* _TASK DESCRIPTION_: Reproduce verbatim the final portion of the material below, from the line containing "Extract all readable text from this page." through its last line, and nothing else.

— Start MATERIAL FOR THE TASK —

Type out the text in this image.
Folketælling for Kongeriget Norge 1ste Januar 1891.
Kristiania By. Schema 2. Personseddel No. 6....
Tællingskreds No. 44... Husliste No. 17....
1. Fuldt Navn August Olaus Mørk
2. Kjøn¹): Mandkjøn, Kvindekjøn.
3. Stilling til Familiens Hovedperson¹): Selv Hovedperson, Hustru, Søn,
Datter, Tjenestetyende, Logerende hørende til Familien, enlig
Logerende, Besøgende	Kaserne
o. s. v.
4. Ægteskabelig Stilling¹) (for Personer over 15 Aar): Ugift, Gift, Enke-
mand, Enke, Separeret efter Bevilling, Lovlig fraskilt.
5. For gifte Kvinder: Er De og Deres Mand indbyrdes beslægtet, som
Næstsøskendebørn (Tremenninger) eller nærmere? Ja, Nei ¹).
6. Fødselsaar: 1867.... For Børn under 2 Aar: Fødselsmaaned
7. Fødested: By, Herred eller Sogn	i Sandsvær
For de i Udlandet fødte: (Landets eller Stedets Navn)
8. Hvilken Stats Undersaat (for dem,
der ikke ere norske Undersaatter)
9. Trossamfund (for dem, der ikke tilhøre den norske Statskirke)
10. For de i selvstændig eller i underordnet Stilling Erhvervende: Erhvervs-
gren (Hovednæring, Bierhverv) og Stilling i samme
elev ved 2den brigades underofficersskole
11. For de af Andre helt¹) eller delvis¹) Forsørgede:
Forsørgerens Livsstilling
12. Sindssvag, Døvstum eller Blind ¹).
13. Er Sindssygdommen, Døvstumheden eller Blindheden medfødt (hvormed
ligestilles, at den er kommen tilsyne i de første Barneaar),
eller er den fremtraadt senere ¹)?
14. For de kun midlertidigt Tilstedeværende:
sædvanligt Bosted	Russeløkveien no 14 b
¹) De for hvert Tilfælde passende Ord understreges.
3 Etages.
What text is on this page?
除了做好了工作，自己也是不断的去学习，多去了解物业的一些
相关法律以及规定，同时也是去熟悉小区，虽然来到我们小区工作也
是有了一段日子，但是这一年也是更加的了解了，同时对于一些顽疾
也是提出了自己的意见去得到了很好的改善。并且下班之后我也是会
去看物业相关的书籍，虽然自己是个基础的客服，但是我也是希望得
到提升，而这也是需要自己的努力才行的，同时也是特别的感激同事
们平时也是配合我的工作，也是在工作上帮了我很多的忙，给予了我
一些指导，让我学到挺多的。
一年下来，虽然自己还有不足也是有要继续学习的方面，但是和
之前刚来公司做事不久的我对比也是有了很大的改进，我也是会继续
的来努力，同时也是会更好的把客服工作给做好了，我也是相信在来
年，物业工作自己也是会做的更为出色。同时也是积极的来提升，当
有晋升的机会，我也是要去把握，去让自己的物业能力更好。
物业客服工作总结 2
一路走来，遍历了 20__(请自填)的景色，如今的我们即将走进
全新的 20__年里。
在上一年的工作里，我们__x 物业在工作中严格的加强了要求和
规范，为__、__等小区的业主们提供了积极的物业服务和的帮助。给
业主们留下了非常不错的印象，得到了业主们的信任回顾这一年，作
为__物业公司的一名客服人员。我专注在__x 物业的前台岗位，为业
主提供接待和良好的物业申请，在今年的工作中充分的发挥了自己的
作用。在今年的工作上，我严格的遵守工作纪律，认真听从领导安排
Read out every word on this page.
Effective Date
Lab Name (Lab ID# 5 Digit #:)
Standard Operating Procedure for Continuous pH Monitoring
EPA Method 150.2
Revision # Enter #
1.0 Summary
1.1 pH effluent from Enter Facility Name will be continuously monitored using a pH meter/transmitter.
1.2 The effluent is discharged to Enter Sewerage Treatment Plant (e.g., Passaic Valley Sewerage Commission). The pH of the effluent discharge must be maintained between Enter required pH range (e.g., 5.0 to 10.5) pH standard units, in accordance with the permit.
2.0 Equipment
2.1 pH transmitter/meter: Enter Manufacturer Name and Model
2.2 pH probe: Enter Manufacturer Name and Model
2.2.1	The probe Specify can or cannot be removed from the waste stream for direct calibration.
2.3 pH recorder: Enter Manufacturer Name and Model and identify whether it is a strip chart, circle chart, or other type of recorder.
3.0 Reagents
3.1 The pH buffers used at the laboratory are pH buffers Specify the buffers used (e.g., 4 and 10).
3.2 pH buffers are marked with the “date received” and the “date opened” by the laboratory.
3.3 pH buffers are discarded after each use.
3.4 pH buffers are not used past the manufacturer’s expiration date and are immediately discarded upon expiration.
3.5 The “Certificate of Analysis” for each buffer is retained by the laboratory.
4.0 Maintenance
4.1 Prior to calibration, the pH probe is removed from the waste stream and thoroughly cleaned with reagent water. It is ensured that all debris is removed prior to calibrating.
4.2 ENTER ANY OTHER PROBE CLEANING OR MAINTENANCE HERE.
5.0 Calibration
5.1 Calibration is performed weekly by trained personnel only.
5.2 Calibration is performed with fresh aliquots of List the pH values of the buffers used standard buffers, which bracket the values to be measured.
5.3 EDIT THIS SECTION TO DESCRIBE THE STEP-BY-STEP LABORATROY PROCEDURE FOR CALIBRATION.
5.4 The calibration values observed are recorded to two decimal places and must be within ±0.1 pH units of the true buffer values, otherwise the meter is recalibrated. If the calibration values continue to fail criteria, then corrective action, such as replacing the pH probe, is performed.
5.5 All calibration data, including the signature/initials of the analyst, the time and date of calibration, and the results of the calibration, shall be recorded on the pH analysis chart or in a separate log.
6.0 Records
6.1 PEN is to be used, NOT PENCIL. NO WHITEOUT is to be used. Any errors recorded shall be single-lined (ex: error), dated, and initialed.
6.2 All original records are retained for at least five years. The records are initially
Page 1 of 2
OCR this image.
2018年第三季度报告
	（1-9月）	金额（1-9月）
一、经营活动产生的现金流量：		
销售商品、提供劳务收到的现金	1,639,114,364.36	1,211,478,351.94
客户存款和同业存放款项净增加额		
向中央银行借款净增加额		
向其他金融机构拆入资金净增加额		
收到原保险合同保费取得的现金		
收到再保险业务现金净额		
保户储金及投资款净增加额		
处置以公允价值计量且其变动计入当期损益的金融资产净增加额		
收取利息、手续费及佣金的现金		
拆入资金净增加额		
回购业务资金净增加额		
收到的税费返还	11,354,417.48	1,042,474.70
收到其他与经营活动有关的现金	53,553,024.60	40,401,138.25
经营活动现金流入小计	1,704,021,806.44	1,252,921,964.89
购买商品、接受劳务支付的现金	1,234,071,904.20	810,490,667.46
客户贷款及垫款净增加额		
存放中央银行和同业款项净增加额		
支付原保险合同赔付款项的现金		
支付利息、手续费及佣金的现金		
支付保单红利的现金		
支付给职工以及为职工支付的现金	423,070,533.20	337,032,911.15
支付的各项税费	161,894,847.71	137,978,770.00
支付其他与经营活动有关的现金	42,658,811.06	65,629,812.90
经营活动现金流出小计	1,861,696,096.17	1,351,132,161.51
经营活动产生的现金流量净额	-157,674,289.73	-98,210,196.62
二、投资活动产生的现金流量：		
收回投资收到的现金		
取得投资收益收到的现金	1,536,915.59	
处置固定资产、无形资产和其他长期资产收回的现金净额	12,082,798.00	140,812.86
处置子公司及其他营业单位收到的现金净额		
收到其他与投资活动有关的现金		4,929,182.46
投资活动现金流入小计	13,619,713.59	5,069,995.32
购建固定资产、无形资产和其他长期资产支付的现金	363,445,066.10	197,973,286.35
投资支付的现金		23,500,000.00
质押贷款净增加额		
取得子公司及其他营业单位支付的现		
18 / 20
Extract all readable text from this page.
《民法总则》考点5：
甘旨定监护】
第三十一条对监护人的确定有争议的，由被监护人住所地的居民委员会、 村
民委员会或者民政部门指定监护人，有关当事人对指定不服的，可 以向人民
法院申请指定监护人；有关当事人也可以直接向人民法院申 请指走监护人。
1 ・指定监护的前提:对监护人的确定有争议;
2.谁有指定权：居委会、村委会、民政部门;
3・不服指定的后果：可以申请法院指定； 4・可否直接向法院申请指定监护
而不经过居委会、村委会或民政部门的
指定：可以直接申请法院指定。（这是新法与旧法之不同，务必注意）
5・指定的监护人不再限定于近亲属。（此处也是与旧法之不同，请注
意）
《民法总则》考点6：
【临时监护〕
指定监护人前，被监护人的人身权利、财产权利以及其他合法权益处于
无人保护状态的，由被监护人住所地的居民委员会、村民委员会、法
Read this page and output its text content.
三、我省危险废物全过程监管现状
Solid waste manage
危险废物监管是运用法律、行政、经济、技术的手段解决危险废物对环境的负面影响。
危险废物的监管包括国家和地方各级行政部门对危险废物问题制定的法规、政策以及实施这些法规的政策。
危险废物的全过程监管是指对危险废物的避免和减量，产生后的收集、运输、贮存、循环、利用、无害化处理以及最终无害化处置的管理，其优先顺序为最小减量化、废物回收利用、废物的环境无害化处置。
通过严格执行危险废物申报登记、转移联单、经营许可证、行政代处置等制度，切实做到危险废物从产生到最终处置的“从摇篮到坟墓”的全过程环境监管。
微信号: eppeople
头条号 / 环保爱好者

— End MATERIAL FOR THE TASK —

* _TASK RESPONSE_:
Extract all readable text from this page.
《民法总则》考点5：
甘旨定监护】
第三十一条对监护人的确定有争议的，由被监护人住所地的居民委员会、 村
民委员会或者民政部门指定监护人，有关当事人对指定不服的，可 以向人民
法院申请指定监护人；有关当事人也可以直接向人民法院申 请指走监护人。
1 ・指定监护的前提:对监护人的确定有争议;
2.谁有指定权：居委会、村委会、民政部门;
3・不服指定的后果：可以申请法院指定； 4・可否直接向法院申请指定监护
而不经过居委会、村委会或民政部门的
指定：可以直接申请法院指定。（这是新法与旧法之不同，务必注意）
5・指定的监护人不再限定于近亲属。（此处也是与旧法之不同，请注
意）
《民法总则》考点6：
【临时监护〕
指定监护人前，被监护人的人身权利、财产权利以及其他合法权益处于
无人保护状态的，由被监护人住所地的居民委员会、村民委员会、法
Read this page and output its text content.
三、我省危险废物全过程监管现状
Solid waste manage
危险废物监管是运用法律、行政、经济、技术的手段解决危险废物对环境的负面影响。
危险废物的监管包括国家和地方各级行政部门对危险废物问题制定的法规、政策以及实施这些法规的政策。
危险废物的全过程监管是指对危险废物的避免和减量，产生后的收集、运输、贮存、循环、利用、无害化处理以及最终无害化处置的管理，其优先顺序为最小减量化、废物回收利用、废物的环境无害化处置。
通过严格执行危险废物申报登记、转移联单、经营许可证、行政代处置等制度，切实做到危险废物从产生到最终处置的“从摇篮到坟墓”的全过程环境监管。
微信号: eppeople
头条号 / 环保爱好者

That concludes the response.